_MATERIAL PROVIDED_
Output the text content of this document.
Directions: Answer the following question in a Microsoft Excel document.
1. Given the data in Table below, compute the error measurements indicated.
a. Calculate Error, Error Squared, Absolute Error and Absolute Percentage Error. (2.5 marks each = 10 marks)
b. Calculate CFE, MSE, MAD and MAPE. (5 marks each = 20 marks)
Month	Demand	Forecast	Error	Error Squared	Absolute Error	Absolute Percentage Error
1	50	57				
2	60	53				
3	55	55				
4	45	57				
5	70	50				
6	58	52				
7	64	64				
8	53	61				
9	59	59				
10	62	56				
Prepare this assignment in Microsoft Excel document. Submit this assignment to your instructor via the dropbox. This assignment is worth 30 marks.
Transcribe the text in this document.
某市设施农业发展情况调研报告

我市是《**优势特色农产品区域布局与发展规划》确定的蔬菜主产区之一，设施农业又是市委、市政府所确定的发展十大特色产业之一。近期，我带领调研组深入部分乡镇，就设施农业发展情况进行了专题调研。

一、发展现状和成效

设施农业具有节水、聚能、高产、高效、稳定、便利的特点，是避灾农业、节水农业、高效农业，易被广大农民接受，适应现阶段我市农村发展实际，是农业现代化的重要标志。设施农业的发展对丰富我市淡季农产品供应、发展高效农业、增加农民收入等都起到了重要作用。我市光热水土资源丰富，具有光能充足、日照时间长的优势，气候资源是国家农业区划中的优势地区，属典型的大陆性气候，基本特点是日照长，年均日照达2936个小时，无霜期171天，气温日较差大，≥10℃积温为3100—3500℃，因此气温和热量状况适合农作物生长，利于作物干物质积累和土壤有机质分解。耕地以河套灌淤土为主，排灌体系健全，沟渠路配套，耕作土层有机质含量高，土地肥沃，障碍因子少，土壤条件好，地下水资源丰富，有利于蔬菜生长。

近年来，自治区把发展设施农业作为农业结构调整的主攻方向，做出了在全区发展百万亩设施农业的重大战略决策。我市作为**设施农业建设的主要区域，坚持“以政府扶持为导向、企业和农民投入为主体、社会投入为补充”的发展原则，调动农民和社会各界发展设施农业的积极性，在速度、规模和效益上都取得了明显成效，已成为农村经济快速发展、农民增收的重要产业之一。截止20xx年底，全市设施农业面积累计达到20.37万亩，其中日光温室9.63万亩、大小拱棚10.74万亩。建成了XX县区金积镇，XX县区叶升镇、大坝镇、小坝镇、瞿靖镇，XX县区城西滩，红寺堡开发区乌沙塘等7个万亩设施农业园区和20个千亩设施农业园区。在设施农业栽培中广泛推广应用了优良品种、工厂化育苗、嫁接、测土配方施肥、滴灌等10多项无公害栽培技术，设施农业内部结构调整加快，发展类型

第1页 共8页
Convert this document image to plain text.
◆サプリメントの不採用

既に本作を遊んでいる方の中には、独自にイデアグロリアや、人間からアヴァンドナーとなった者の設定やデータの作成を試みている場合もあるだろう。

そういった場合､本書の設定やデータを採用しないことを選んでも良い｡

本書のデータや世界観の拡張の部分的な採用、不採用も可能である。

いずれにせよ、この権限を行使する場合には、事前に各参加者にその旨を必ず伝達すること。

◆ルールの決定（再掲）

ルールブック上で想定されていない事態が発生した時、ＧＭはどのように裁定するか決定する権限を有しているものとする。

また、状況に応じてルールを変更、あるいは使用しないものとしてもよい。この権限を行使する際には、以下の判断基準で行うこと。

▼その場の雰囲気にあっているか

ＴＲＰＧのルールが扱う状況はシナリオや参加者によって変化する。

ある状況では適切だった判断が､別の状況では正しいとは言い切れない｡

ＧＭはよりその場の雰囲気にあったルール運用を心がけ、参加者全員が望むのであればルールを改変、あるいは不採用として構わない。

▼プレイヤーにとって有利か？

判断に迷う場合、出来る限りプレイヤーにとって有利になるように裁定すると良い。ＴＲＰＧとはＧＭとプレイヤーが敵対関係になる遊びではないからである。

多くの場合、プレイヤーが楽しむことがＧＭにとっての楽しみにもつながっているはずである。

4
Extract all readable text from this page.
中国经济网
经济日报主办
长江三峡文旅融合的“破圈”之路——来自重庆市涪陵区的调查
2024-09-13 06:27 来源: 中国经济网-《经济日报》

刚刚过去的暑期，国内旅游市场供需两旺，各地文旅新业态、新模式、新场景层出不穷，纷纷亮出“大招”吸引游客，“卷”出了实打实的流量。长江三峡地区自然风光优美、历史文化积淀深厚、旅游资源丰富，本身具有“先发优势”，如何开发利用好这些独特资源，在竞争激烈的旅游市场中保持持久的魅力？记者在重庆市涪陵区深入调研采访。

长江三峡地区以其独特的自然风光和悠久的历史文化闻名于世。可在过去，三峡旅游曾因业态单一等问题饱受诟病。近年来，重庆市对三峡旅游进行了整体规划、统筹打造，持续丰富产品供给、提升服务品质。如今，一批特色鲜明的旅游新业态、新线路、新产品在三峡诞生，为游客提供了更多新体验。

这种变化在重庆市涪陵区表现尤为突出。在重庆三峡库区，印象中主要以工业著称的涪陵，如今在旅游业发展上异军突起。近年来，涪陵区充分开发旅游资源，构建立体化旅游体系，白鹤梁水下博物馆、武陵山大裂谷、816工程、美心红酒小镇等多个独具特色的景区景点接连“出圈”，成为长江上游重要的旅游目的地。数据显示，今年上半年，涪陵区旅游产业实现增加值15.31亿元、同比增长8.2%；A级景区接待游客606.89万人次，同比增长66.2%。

_WHAT YOU NEED TO DO_
Identify each line of the material where the word "document" shows up, and copy it.

_EXPECTED ANSWER_
Output the text content of this document.
Directions: Answer the following question in a Microsoft Excel document.
Prepare this assignment in Microsoft Excel document. Submit this assignment to your instructor via the dropbox. This assignment is worth 30 marks.
Transcribe the text in this document.
Convert this document image to plain text.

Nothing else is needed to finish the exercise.